### ENTRIES SHOWN:
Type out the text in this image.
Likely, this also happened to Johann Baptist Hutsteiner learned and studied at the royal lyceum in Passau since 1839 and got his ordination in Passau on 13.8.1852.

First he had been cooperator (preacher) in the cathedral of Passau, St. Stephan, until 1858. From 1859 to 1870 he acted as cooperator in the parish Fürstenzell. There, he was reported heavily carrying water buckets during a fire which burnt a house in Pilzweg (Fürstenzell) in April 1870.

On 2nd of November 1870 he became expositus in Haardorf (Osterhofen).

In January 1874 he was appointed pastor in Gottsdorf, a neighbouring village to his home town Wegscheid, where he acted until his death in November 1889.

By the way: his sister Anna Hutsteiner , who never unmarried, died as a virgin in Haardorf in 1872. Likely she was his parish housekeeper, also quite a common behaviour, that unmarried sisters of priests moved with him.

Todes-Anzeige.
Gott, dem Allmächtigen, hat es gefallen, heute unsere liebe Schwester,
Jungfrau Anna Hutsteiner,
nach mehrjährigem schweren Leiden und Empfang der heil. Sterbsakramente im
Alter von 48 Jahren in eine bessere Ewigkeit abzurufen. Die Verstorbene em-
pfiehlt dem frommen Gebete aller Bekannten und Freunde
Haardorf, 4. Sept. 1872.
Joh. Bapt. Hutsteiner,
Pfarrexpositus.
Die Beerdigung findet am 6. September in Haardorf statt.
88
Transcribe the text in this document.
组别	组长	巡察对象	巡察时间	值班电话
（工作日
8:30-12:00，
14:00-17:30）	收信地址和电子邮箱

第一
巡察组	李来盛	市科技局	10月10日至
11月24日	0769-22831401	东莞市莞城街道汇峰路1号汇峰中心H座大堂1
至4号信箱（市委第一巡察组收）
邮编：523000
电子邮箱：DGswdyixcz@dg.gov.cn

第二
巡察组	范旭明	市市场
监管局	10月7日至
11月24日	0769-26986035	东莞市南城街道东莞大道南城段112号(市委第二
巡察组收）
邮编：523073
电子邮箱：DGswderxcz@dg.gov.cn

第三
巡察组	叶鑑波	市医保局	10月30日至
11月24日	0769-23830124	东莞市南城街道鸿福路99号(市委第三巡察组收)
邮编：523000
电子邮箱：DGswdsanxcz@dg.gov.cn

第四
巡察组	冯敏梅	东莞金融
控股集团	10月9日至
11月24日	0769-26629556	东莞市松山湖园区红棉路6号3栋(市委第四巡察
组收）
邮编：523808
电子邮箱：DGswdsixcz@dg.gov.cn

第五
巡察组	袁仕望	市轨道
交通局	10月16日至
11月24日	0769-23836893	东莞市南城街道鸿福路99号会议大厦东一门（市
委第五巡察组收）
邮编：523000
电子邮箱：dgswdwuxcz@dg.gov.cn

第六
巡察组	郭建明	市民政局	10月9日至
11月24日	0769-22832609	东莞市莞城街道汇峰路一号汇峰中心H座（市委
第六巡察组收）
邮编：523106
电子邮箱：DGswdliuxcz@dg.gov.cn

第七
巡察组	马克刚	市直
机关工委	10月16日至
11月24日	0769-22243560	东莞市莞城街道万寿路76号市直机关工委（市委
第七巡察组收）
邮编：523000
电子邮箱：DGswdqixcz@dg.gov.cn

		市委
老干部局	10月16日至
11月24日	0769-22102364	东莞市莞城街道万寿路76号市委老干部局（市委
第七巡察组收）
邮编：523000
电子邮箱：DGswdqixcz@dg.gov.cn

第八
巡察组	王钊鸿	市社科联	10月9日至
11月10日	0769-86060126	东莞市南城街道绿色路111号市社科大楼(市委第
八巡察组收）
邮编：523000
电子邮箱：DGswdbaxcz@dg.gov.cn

### GIVEN INSTRUCTION:
List the lines that contain the word "also".

### ANSWER BELOW:
Likely, this also happened to Johann Baptist Hutsteiner learned and studied at the royal lyceum in Passau since 1839 and got his ordination in Passau on 13.8.1852.
By the way: his sister Anna Hutsteiner , who never unmarried, died as a virgin in Haardorf in 1872. Likely she was his parish housekeeper, also quite a common behaviour, that unmarried sisters of priests moved with him.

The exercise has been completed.